- [STATED GOAL] From the entries below, copy every line where the string "solely" appears.

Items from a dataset
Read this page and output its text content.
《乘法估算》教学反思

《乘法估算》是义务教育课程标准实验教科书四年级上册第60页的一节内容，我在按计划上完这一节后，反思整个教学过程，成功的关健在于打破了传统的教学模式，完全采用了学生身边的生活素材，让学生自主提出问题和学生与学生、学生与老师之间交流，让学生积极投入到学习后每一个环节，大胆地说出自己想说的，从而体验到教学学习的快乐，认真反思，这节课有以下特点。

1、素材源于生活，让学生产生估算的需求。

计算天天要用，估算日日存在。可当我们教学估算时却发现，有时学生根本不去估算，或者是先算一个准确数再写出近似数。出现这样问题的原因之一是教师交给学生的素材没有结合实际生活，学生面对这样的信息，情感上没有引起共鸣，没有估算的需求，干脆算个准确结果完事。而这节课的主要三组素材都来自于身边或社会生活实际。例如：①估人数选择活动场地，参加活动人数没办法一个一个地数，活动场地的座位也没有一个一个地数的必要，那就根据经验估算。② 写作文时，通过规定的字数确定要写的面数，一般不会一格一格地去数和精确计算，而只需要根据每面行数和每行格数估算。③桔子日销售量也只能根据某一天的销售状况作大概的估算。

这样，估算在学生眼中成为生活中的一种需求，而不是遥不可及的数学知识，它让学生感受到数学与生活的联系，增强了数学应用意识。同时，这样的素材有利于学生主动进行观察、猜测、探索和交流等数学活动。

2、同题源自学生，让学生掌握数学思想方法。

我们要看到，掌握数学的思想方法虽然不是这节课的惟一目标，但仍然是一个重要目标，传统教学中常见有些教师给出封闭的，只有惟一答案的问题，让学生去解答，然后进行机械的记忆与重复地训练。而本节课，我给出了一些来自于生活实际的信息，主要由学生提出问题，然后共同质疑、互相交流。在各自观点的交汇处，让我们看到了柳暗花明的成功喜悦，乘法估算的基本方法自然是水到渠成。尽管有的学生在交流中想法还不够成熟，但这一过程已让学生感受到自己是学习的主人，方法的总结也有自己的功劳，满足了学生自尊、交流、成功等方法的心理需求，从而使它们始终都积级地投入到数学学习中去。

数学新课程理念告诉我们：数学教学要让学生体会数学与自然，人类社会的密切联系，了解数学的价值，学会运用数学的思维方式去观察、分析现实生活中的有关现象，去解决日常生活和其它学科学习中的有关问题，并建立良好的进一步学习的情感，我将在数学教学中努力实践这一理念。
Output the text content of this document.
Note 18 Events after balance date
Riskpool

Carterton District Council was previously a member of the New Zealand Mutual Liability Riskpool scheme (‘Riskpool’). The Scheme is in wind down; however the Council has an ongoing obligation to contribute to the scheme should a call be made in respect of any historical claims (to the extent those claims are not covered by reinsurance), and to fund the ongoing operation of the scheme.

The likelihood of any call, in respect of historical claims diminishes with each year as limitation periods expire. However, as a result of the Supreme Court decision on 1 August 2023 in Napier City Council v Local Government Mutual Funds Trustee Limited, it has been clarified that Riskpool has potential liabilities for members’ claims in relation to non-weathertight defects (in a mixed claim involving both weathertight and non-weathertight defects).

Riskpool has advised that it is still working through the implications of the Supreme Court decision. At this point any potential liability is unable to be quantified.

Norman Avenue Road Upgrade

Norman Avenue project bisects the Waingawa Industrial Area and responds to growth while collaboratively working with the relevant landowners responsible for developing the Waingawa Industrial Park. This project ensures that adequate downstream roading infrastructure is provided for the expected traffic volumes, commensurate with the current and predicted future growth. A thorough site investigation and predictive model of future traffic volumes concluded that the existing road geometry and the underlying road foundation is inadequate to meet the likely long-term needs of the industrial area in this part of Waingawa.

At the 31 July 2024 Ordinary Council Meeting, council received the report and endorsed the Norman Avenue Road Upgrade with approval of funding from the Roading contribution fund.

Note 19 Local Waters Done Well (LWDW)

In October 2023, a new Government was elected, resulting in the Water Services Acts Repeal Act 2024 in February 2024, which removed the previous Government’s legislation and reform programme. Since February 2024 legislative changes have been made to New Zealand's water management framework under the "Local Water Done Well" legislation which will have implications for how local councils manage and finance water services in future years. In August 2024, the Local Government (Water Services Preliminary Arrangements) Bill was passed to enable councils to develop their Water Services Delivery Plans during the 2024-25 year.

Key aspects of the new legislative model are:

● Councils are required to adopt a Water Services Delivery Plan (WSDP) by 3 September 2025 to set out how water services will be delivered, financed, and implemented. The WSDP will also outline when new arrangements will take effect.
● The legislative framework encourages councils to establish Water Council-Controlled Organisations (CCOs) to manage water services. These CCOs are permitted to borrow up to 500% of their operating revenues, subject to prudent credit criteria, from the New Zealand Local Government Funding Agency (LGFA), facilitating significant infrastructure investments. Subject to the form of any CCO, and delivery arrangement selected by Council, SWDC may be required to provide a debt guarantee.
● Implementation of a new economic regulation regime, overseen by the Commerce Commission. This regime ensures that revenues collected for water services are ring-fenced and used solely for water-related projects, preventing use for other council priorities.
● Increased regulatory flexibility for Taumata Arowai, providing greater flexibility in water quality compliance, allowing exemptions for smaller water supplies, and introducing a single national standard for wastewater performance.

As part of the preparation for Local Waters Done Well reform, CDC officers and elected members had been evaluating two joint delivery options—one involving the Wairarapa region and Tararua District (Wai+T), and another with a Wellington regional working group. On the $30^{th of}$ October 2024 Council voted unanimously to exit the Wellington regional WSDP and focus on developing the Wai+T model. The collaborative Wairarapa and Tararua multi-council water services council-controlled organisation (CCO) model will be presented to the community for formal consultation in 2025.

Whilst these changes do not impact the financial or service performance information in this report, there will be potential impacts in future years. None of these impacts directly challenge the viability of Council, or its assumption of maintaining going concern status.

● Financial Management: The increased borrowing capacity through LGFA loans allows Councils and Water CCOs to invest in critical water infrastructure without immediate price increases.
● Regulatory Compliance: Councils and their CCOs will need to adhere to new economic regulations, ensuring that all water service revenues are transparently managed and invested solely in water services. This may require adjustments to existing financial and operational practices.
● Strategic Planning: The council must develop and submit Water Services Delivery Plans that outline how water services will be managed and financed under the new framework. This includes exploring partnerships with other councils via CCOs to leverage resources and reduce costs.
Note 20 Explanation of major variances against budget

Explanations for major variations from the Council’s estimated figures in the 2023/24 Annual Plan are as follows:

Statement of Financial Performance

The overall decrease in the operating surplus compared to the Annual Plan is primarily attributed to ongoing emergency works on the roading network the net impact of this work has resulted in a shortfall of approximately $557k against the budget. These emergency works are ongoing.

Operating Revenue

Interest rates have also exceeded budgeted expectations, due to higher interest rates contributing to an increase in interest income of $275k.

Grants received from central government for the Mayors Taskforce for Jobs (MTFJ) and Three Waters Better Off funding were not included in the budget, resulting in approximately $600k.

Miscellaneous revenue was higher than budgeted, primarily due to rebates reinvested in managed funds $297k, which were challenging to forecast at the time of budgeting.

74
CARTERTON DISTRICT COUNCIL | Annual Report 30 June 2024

- [RESPONSE]
● Implementation of a new economic regulation regime, overseen by the Commerce Commission. This regime ensures that revenues collected for water services are ring-fenced and used solely for water-related projects, preventing use for other council priorities.
● Regulatory Compliance: Councils and their CCOs will need to adhere to new economic regulations, ensuring that all water service revenues are transparently managed and invested solely in water services. This may require adjustments to existing financial and operational practices.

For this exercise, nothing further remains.